## What is required
The records that follow are to be repeated without alteration.

>> begin Extracted entries

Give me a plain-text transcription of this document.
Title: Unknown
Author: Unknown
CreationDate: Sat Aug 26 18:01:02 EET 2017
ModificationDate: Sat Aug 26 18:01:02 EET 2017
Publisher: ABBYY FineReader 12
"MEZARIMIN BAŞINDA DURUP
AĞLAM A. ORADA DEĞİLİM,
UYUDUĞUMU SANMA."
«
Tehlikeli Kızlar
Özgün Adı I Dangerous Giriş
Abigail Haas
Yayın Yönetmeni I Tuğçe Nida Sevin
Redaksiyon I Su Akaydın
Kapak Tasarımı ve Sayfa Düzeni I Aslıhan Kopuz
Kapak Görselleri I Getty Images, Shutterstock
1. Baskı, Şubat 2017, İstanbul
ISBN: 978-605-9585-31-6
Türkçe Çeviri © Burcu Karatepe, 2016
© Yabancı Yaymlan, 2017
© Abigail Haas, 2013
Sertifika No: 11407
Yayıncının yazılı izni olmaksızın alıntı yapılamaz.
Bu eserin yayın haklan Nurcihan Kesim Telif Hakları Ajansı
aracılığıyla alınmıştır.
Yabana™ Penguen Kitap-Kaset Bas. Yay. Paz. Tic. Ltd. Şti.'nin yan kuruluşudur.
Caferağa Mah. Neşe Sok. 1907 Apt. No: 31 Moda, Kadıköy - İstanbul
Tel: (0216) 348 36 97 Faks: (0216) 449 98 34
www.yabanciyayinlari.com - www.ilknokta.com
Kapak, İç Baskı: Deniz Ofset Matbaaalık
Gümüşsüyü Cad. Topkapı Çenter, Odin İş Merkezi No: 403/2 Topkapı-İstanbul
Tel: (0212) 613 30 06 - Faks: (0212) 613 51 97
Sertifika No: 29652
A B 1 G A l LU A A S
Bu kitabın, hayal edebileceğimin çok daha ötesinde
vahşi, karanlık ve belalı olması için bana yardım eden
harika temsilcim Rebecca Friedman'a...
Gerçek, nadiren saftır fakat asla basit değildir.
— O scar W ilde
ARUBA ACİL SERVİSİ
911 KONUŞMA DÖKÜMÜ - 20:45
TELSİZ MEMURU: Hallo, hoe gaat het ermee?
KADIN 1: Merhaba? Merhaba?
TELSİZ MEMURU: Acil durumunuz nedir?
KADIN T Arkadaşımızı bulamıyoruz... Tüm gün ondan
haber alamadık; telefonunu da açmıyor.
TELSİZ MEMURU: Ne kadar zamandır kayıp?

>> end Extracted entries

## The reply
Give me a plain-text transcription of this document.
Title: Unknown
Author: Unknown
CreationDate: Sat Aug 26 18:01:02 EET 2017
ModificationDate: Sat Aug 26 18:01:02 EET 2017
Publisher: ABBYY FineReader 12
"MEZARIMIN BAŞINDA DURUP
AĞLAM A. ORADA DEĞİLİM,
UYUDUĞUMU SANMA."
«
Tehlikeli Kızlar
Özgün Adı I Dangerous Giriş
Abigail Haas
Yayın Yönetmeni I Tuğçe Nida Sevin
Redaksiyon I Su Akaydın
Kapak Tasarımı ve Sayfa Düzeni I Aslıhan Kopuz
Kapak Görselleri I Getty Images, Shutterstock
1. Baskı, Şubat 2017, İstanbul
ISBN: 978-605-9585-31-6
Türkçe Çeviri © Burcu Karatepe, 2016
© Yabancı Yaymlan, 2017
© Abigail Haas, 2013
Sertifika No: 11407
Yayıncının yazılı izni olmaksızın alıntı yapılamaz.
Bu eserin yayın haklan Nurcihan Kesim Telif Hakları Ajansı
aracılığıyla alınmıştır.
Yabana™ Penguen Kitap-Kaset Bas. Yay. Paz. Tic. Ltd. Şti.'nin yan kuruluşudur.
Caferağa Mah. Neşe Sok. 1907 Apt. No: 31 Moda, Kadıköy - İstanbul
Tel: (0216) 348 36 97 Faks: (0216) 449 98 34
www.yabanciyayinlari.com - www.ilknokta.com
Kapak, İç Baskı: Deniz Ofset Matbaaalık
Gümüşsüyü Cad. Topkapı Çenter, Odin İş Merkezi No: 403/2 Topkapı-İstanbul
Tel: (0212) 613 30 06 - Faks: (0212) 613 51 97
Sertifika No: 29652
A B 1 G A l LU A A S
Bu kitabın, hayal edebileceğimin çok daha ötesinde
vahşi, karanlık ve belalı olması için bana yardım eden
harika temsilcim Rebecca Friedman'a...
Gerçek, nadiren saftır fakat asla basit değildir.
— O scar W ilde
ARUBA ACİL SERVİSİ
911 KONUŞMA DÖKÜMÜ - 20:45
TELSİZ MEMURU: Hallo, hoe gaat het ermee?
KADIN 1: Merhaba? Merhaba?
TELSİZ MEMURU: Acil durumunuz nedir?
KADIN T Arkadaşımızı bulamıyoruz... Tüm gün ondan
haber alamadık; telefonunu da açmıyor.
TELSİZ MEMURU: Ne kadar zamandır kayıp?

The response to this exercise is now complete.